Work required
Print all entries word for word.
[Begin Data supplied]
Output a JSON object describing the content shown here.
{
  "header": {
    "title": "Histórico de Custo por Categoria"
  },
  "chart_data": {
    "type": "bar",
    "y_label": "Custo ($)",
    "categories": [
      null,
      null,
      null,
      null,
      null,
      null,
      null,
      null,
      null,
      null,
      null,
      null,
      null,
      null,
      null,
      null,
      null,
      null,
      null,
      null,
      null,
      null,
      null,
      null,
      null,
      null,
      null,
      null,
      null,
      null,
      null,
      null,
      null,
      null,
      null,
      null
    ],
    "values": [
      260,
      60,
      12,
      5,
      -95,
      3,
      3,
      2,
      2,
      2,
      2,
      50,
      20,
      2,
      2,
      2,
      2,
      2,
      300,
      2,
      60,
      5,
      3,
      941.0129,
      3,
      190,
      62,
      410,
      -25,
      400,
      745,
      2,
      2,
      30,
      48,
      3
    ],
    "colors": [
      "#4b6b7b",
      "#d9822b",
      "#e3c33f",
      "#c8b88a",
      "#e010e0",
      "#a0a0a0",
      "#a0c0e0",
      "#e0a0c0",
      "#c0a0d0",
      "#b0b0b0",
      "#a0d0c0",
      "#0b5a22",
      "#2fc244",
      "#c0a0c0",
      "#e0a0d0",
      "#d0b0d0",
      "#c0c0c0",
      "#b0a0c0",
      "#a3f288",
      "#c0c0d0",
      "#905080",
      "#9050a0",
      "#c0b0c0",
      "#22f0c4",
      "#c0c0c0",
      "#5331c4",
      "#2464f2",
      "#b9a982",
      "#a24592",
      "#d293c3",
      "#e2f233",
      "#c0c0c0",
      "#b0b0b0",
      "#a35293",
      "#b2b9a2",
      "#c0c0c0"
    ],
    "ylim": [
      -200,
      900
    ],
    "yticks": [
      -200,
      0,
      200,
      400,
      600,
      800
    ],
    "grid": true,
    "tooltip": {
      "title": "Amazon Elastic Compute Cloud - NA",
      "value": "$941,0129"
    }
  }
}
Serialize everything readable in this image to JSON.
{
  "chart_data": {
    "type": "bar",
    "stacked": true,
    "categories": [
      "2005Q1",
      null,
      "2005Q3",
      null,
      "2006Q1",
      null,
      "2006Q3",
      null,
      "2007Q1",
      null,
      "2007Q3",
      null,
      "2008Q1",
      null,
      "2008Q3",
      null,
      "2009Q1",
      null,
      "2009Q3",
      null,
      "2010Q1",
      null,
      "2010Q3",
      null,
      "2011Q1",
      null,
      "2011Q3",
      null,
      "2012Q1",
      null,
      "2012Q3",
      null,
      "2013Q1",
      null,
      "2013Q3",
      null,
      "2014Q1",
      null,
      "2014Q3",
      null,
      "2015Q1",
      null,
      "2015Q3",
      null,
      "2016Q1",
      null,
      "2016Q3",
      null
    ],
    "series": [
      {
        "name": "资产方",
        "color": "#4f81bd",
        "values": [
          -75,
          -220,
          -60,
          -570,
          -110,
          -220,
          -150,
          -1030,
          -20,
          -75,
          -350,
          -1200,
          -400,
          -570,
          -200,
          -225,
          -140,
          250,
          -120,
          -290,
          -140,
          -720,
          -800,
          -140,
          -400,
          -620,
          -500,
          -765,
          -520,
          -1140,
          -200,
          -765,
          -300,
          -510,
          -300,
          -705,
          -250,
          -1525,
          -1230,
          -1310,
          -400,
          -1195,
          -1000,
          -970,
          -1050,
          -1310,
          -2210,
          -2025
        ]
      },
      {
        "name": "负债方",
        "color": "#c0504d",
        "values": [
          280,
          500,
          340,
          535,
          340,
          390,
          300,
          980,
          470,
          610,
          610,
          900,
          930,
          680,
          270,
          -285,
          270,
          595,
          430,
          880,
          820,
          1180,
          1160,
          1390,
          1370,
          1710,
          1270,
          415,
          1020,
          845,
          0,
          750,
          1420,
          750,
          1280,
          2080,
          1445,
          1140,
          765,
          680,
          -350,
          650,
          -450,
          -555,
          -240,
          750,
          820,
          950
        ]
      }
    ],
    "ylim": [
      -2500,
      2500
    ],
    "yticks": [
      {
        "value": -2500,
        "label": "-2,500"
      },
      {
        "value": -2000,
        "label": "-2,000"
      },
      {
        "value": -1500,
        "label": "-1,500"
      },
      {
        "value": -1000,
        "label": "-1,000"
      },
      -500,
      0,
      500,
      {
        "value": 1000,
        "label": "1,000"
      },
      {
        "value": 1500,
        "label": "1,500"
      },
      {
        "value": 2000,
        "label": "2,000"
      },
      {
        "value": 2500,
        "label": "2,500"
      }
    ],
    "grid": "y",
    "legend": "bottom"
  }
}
[End Data supplied]
Result of the exercise
Output a JSON object describing the content shown here.
{
  "header": {
    "title": "Histórico de Custo por Categoria"
  },
  "chart_data": {
    "type": "bar",
    "y_label": "Custo ($)",
    "categories": [
      null,
      null,
      null,
      null,
      null,
      null,
      null,
      null,
      null,
      null,
      null,
      null,
      null,
      null,
      null,
      null,
      null,
      null,
      null,
      null,
      null,
      null,
      null,
      null,
      null,
      null,
      null,
      null,
      null,
      null,
      null,
      null,
      null,
      null,
      null,
      null
    ],
    "values": [
      260,
      60,
      12,
      5,
      -95,
      3,
      3,
      2,
      2,
      2,
      2,
      50,
      20,
      2,
      2,
      2,
      2,
      2,
      300,
      2,
      60,
      5,
      3,
      941.0129,
      3,
      190,
      62,
      410,
      -25,
      400,
      745,
      2,
      2,
      30,
      48,
      3
    ],
    "colors": [
      "#4b6b7b",
      "#d9822b",
      "#e3c33f",
      "#c8b88a",
      "#e010e0",
      "#a0a0a0",
      "#a0c0e0",
      "#e0a0c0",
      "#c0a0d0",
      "#b0b0b0",
      "#a0d0c0",
      "#0b5a22",
      "#2fc244",
      "#c0a0c0",
      "#e0a0d0",
      "#d0b0d0",
      "#c0c0c0",
      "#b0a0c0",
      "#a3f288",
      "#c0c0d0",
      "#905080",
      "#9050a0",
      "#c0b0c0",
      "#22f0c4",
      "#c0c0c0",
      "#5331c4",
      "#2464f2",
      "#b9a982",
      "#a24592",
      "#d293c3",
      "#e2f233",
      "#c0c0c0",
      "#b0b0b0",
      "#a35293",
      "#b2b9a2",
      "#c0c0c0"
    ],
    "ylim": [
      -200,
      900
    ],
    "yticks": [
      -200,
      0,
      200,
      400,
      600,
      800
    ],
    "grid": true,
    "tooltip": {
      "title": "Amazon Elastic Compute Cloud - NA",
      "value": "$941,0129"
    }
  }
}
Serialize everything readable in this image to JSON.
{
  "chart_data": {
    "type": "bar",
    "stacked": true,
    "categories": [
      "2005Q1",
      null,
      "2005Q3",
      null,
      "2006Q1",
      null,
      "2006Q3",
      null,
      "2007Q1",
      null,
      "2007Q3",
      null,
      "2008Q1",
      null,
      "2008Q3",
      null,
      "2009Q1",
      null,
      "2009Q3",
      null,
      "2010Q1",
      null,
      "2010Q3",
      null,
      "2011Q1",
      null,
      "2011Q3",
      null,
      "2012Q1",
      null,
      "2012Q3",
      null,
      "2013Q1",
      null,
      "2013Q3",
      null,
      "2014Q1",
      null,
      "2014Q3",
      null,
      "2015Q1",
      null,
      "2015Q3",
      null,
      "2016Q1",
      null,
      "2016Q3",
      null
    ],
    "series": [
      {
        "name": "资产方",
        "color": "#4f81bd",
        "values": [
          -75,
          -220,
          -60,
          -570,
          -110,
          -220,
          -150,
          -1030,
          -20,
          -75,
          -350,
          -1200,
          -400,
          -570,
          -200,
          -225,
          -140,
          250,
          -120,
          -290,
          -140,
          -720,
          -800,
          -140,
          -400,
          -620,
          -500,
          -765,
          -520,
          -1140,
          -200,
          -765,
          -300,
          -510,
          -300,
          -705,
          -250,
          -1525,
          -1230,
          -1310,
          -400,
          -1195,
          -1000,
          -970,
          -1050,
          -1310,
          -2210,
          -2025
        ]
      },
      {
        "name": "负债方",
        "color": "#c0504d",
        "values": [
          280,
          500,
          340,
          535,
          340,
          390,
          300,
          980,
          470,
          610,
          610,
          900,
          930,
          680,
          270,
          -285,
          270,
          595,
          430,
          880,
          820,
          1180,
          1160,
          1390,
          1370,
          1710,
          1270,
          415,
          1020,
          845,
          0,
          750,
          1420,
          750,
          1280,
          2080,
          1445,
          1140,
          765,
          680,
          -350,
          650,
          -450,
          -555,
          -240,
          750,
          820,
          950
        ]
      }
    ],
    "ylim": [
      -2500,
      2500
    ],
    "yticks": [
      {
        "value": -2500,
        "label": "-2,500"
      },
      {
        "value": -2000,
        "label": "-2,000"
      },
      {
        "value": -1500,
        "label": "-1,500"
      },
      {
        "value": -1000,
        "label": "-1,000"
      },
      -500,
      0,
      500,
      {
        "value": 1000,
        "label": "1,000"
      },
      {
        "value": 1500,
        "label": "1,500"
      },
      {
        "value": 2000,
        "label": "2,000"
      },
      {
        "value": 2500,
        "label": "2,500"
      }
    ],
    "grid": "y",
    "legend": "bottom"
  }
}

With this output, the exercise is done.